## GIVEN PROBLEM
Only the number is needed: how many lines of the records include "Name"?

[Collected data entries]
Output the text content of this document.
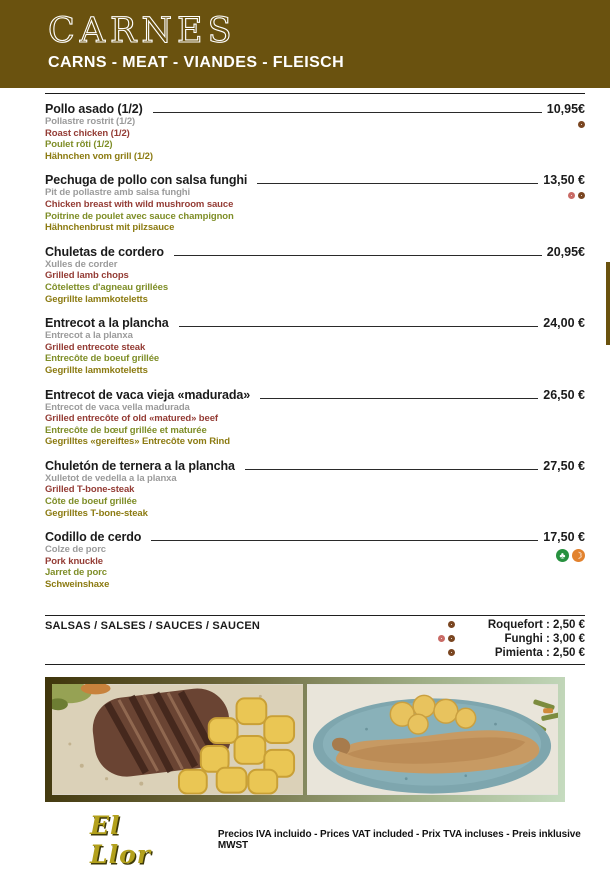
CARNES
CARNS - MEAT - VIANDES - FLEISCH
Pollo asado (1/2)	10,95€
Pollastre rostrit (1/2)
Roast chicken (1/2)
Poulet rôti (1/2)
Hähnchen vom grill (1/2)
Pechuga de pollo con salsa funghi	13,50 €
Pit de pollastre amb salsa funghi
Chicken breast with wild mushroom sauce
Poitrine de poulet avec sauce champignon
Hähnchenbrust mit pilzsauce
Chuletas de cordero	20,95€
Xulles de corder
Grilled lamb chops
Côtelettes d'agneau grillées
Gegrillte lammkoteletts
Entrecot a la plancha	24,00 €
Entrecot a la planxa
Grilled entrecote steak
Entrecôte de boeuf grillée
Gegrillte lammkoteletts
Entrecot de vaca vieja «madurada»	26,50 €
Entrecot de vaca vella madurada
Grilled entrecôte of old «matured» beef
Entrecôte de bœuf grillée et maturée
Gegrilltes «gereiftes» Entrecôte vom Rind
Chuletón de ternera a la plancha	27,50 €
Xulletot de vedella a la planxa
Grilled T-bone-steak
Côte de boeuf grillée
Gegrilltes T-bone-steak
Codillo de cerdo	17,50 €
Colze de porc
Pork knuckle
Jarret de porc
Schweinshaxe
♣
☽
SALSAS / SALSES / SAUCES / SAUCEN	Roquefort : 2,50 €
Funghi : 3,00 €
Pimienta : 2,50 €
El Llor
Precios IVA incluido - Prices VAT included - Prix TVA incluses - Preis inklusive MWST
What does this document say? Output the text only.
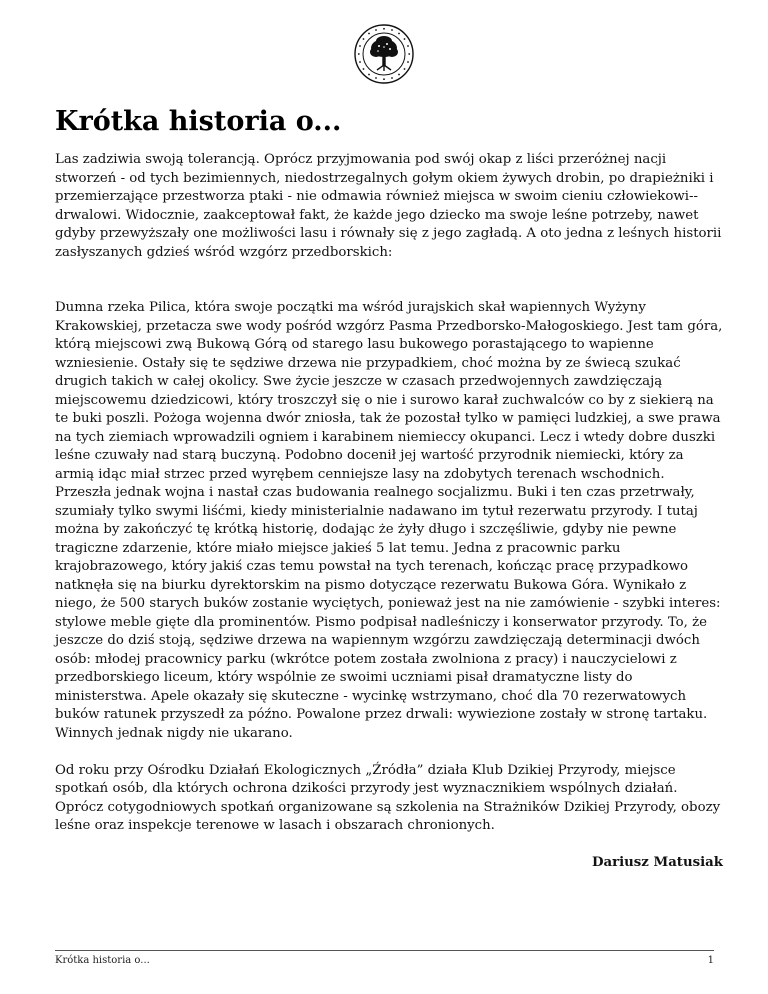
Krótka historia o...

Las zadziwia swoją tolerancją. Oprócz przyjmowania pod swój okap z liści przeróżnej nacji stworzeń - od tych bezimiennych, niedostrzegalnych gołym okiem żywych drobin, po drapieżniki i przemierzające przestworza ptaki - nie odmawia również miejsca w swoim cieniu człowiekowi--drwalowi. Widocznie, zaakceptował fakt, że każde jego dziecko ma swoje leśne potrzeby, nawet gdyby przewyższały one możliwości lasu i równały się z jego zagładą. A oto jedna z leśnych historii zasłyszanych gdzieś wśród wzgórz przedborskich:

Dumna rzeka Pilica, która swoje początki ma wśród jurajskich skał wapiennych Wyżyny Krakowskiej, przetacza swe wody pośród wzgórz Pasma Przedborsko-Małogoskiego. Jest tam góra, którą miejscowi zwą Bukową Górą od starego lasu bukowego porastającego to wapienne wzniesienie. Ostały się te sędziwe drzewa nie przypadkiem, choć można by ze świecą szukać drugich takich w całej okolicy. Swe życie jeszcze w czasach przedwojennych zawdzięczają miejscowemu dziedzicowi, który troszczył się o nie i surowo karał zuchwalców co by z siekierą na te buki poszli. Pożoga wojenna dwór zniosła, tak że pozostał tylko w pamięci ludzkiej, a swe prawa na tych ziemiach wprowadzili ogniem i karabinem niemieccy okupanci. Lecz i wtedy dobre duszki leśne czuwały nad starą buczyną. Podobno docenił jej wartość przyrodnik niemiecki, który za armią idąc miał strzec przed wyrębem cenniejsze lasy na zdobytych terenach wschodnich. Przeszła jednak wojna i nastał czas budowania realnego socjalizmu. Buki i ten czas przetrwały, szumiały tylko swymi liśćmi, kiedy ministerialnie nadawano im tytuł rezerwatu przyrody. I tutaj można by zakończyć tę krótką historię, dodając że żyły długo i szczęśliwie, gdyby nie pewne tragiczne zdarzenie, które miało miejsce jakieś 5 lat temu. Jedna z pracownic parku krajobrazowego, który jakiś czas temu powstał na tych terenach, kończąc pracę przypadkowo natknęła się na biurku dyrektorskim na pismo dotyczące rezerwatu Bukowa Góra. Wynikało z niego, że 500 starych buków zostanie wyciętych, ponieważ jest na nie zamówienie - szybki interes: stylowe meble gięte dla prominentów. Pismo podpisał nadleśniczy i konserwator przyrody. To, że jeszcze do dziś stoją, sędziwe drzewa na wapiennym wzgórzu zawdzięczają determinacji dwóch osób: młodej pracownicy parku (wkrótce potem została zwolniona z pracy) i nauczycielowi z przedborskiego liceum, który wspólnie ze swoimi uczniami pisał dramatyczne listy do ministerstwa. Apele okazały się skuteczne - wycinkę wstrzymano, choć dla 70 rezerwatowych buków ratunek przyszedł za późno. Powalone przez drwali: wywiezione zostały w stronę tartaku. Winnych jednak nigdy nie ukarano.

Od roku przy Ośrodku Działań Ekologicznych „Źródła” działa Klub Dzikiej Przyrody, miejsce spotkań osób, dla których ochrona dzikości przyrody jest wyznacznikiem wspólnych działań. Oprócz cotygodniowych spotkań organizowane są szkolenia na Strażników Dzikiej Przyrody, obozy leśne oraz inspekcje terenowe w lasach i obszarach chronionych.

Dariusz Matusiak
Krótka historia o...	1
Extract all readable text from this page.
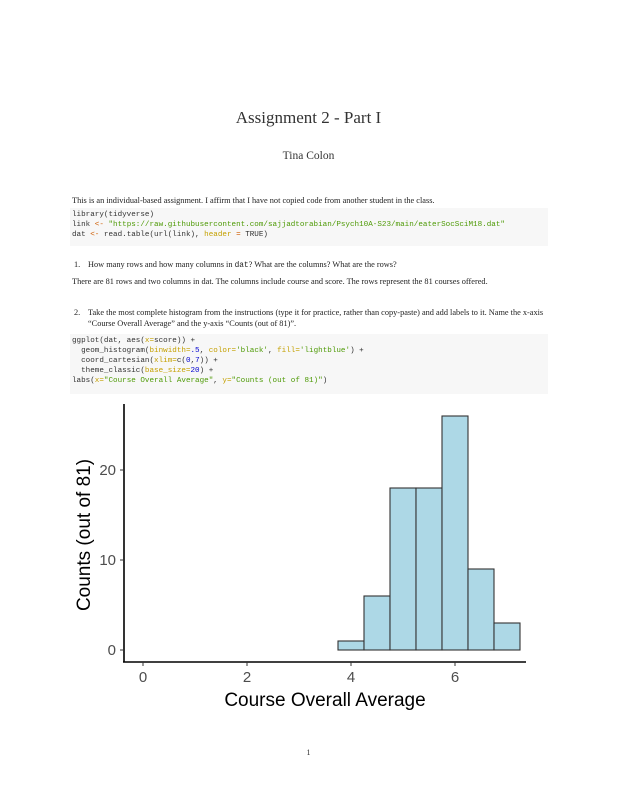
Assignment 2 - Part I
Tina Colon
This is an individual-based assignment. I affirm that I have not copied code from another student in the class.
library(tidyverse)
link <- "https://raw.githubusercontent.com/sajjadtorabian/Psych10A-S23/main/eaterSocSciM18.dat"
dat <- read.table(url(link), header = TRUE)
1. How many rows and how many columns in dat? What are the columns? What are the rows?
There are 81 rows and two columns in dat. The columns include course and score. The rows represent the 81 courses offered.
2. Take the most complete histogram from the instructions (type it for practice, rather than copy-paste) and add labels to it. Name the x-axis “Course Overall Average” and the y-axis “Counts (out of 81)”.
ggplot(dat, aes(x=score)) +
geom_histogram(binwidth=.5, color='black', fill='lightblue') +
coord_cartesian(xlim=c(0,7)) +
theme_classic(base_size=20) +
labs(x="Course Overall Average", y="Counts (out of 81)")
0
10
20
0	2	4	6
Course Overall Average
Counts (out of 81)
1
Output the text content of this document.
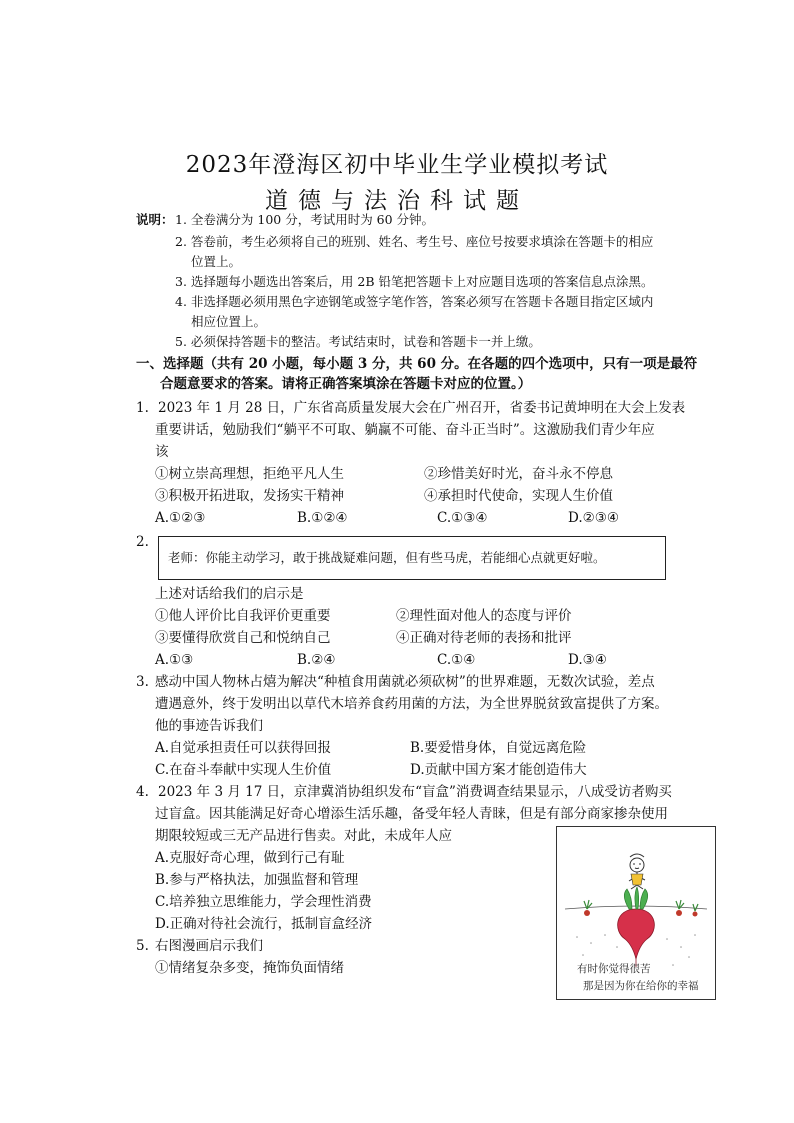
2023年澄海区初中毕业生学业模拟考试
道德与法治科试题
说明： 1. 全卷满分为 100 分，考试用时为 60 分钟。
2. 答卷前，考生必须将自己的班别、姓名、考生号、座位号按要求填涂在答题卡的相应
位置上。
3. 选择题每小题选出答案后，用 2B 铅笔把答题卡上对应题目选项的答案信息点涂黑。
4. 非选择题必须用黑色字迹钢笔或签字笔作答，答案必须写在答题卡各题目指定区域内
相应位置上。
5. 必须保持答题卡的整洁。考试结束时，试卷和答题卡一并上缴。
一、选择题（共有 20 小题，每小题 3 分，共 60 分。在各题的四个选项中，只有一项是最符
合题意要求的答案。请将正确答案填涂在答题卡对应的位置。）
1. 2023 年 1 月 28 日，广东省高质量发展大会在广州召开，省委书记黄坤明在大会上发表
重要讲话，勉励我们“躺平不可取、躺赢不可能、奋斗正当时”。这激励我们青少年应
该
①树立崇高理想，拒绝平凡人生	②珍惜美好时光，奋斗永不停息
③积极开拓进取，发扬实干精神	④承担时代使命，实现人生价值
A.①②③	B.①②④	C.①③④	D.②③④
2.
老师：你能主动学习，敢于挑战疑难问题，但有些马虎，若能细心点就更好啦。
上述对话给我们的启示是
①他人评价比自我评价更重要	②理性面对他人的态度与评价
③要懂得欣赏自己和悦纳自己	④正确对待老师的表扬和批评
A.①③	B.②④	C.①④	D.③④
3. 感动中国人物林占熺为解决“种植食用菌就必须砍树”的世界难题，无数次试验，差点
遭遇意外，终于发明出以草代木培养食药用菌的方法，为全世界脱贫致富提供了方案。
他的事迹告诉我们
A.自觉承担责任可以获得回报	B.要爱惜身体，自觉远离危险
C.在奋斗奉献中实现人生价值	D.贡献中国方案才能创造伟大
4. 2023 年 3 月 17 日，京津冀消协组织发布“盲盒”消费调查结果显示，八成受访者购买
过盲盒。因其能满足好奇心增添生活乐趣，备受年轻人青睐，但是有部分商家掺杂使用
期限较短或三无产品进行售卖。对此，未成年人应
A.克服好奇心理，做到行己有耻
B.参与严格执法，加强监督和管理
C.培养独立思维能力，学会理性消费
D.正确对待社会流行，抵制盲盒经济
5. 右图漫画启示我们
①情绪复杂多变，掩饰负面情绪	有时你觉得很苦
那是因为你在给你的幸福
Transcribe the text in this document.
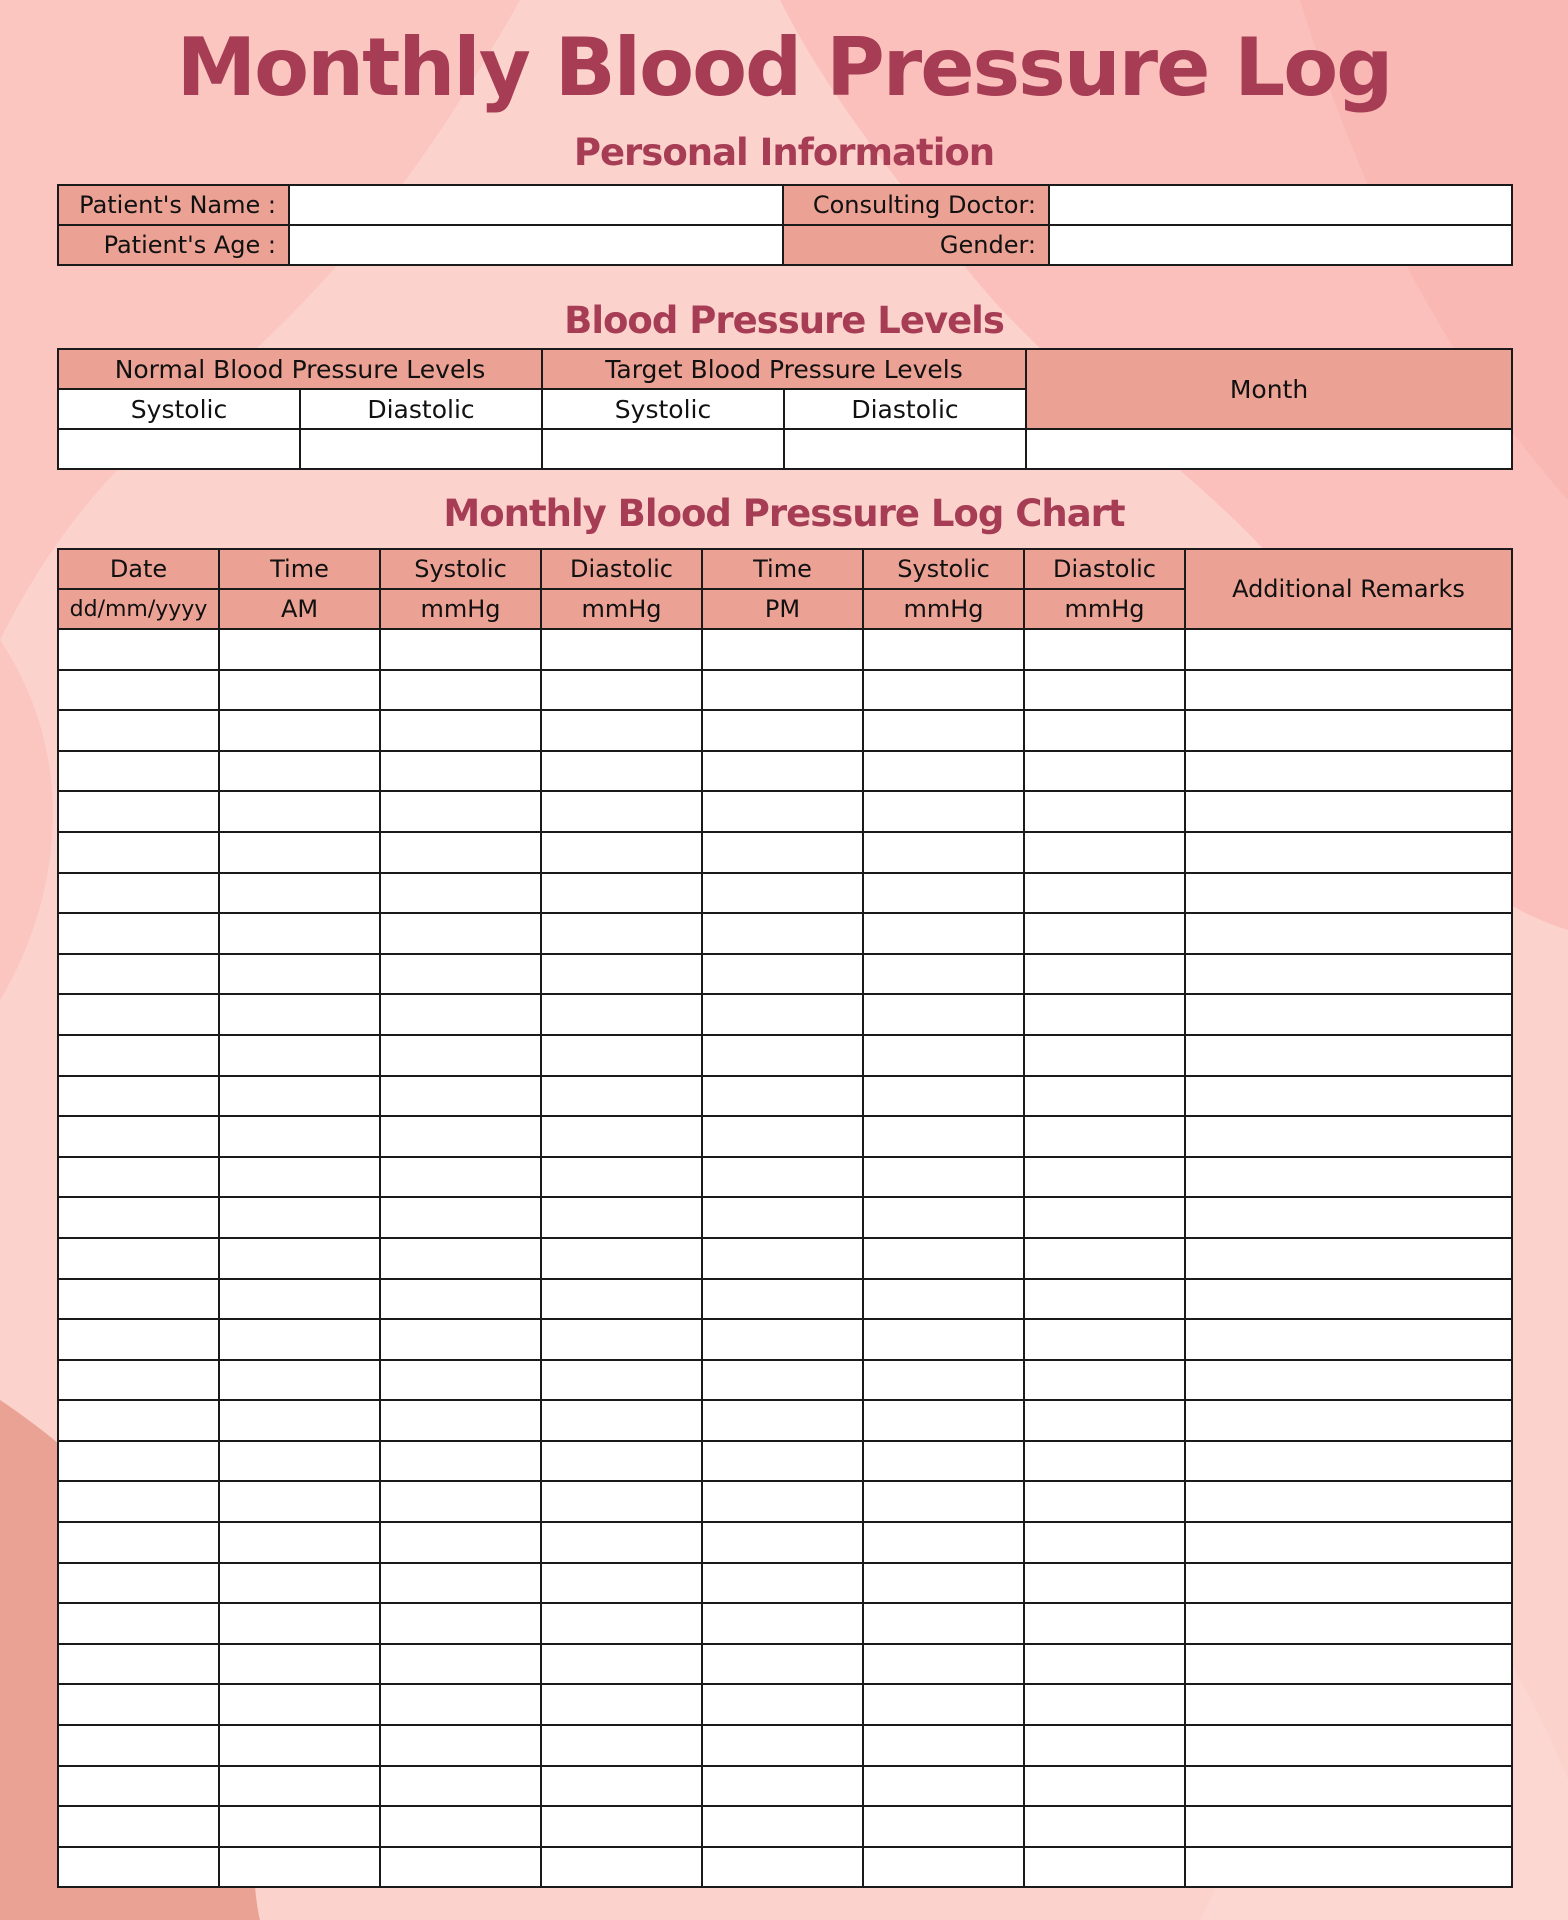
Monthly Blood Pressure Log
Personal Information
Patient's Name :		Consulting Doctor:	
Patient's Age :		Gender:	
Blood Pressure Levels
Normal Blood Pressure Levels		Target Blood Pressure Levels		Month
Systolic	Diastolic	Systolic	Diastolic	

Monthly Blood Pressure Log Chart
Date	Time	Systolic	Diastolic	Time	Systolic	Diastolic	Additional Remarks
dd/mm/yyyy	AM	mmHg	mmHg	PM	mmHg	mmHg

## ANSWER
2